(Stored data)
----------

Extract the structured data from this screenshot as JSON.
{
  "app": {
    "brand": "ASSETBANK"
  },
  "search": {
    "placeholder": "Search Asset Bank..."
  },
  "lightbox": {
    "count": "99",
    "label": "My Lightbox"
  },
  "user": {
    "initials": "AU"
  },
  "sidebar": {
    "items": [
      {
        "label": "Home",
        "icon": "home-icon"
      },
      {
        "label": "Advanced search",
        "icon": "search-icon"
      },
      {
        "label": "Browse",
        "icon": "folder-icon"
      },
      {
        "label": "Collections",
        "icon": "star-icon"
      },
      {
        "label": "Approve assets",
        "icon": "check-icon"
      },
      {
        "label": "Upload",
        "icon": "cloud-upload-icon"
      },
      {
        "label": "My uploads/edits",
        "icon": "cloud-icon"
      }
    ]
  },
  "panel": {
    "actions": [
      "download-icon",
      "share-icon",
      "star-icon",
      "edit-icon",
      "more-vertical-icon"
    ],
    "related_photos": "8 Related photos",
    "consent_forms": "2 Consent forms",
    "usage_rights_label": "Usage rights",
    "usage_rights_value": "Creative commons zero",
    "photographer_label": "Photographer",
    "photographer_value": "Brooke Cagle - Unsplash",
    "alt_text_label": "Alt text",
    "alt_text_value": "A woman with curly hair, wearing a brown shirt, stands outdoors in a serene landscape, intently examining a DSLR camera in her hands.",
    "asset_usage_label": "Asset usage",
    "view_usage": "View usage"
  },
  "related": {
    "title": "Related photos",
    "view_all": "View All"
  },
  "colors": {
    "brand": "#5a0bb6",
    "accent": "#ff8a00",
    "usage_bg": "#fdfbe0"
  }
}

----------

What is the number of lines that hold the string "View"? Reply with that number alone.

2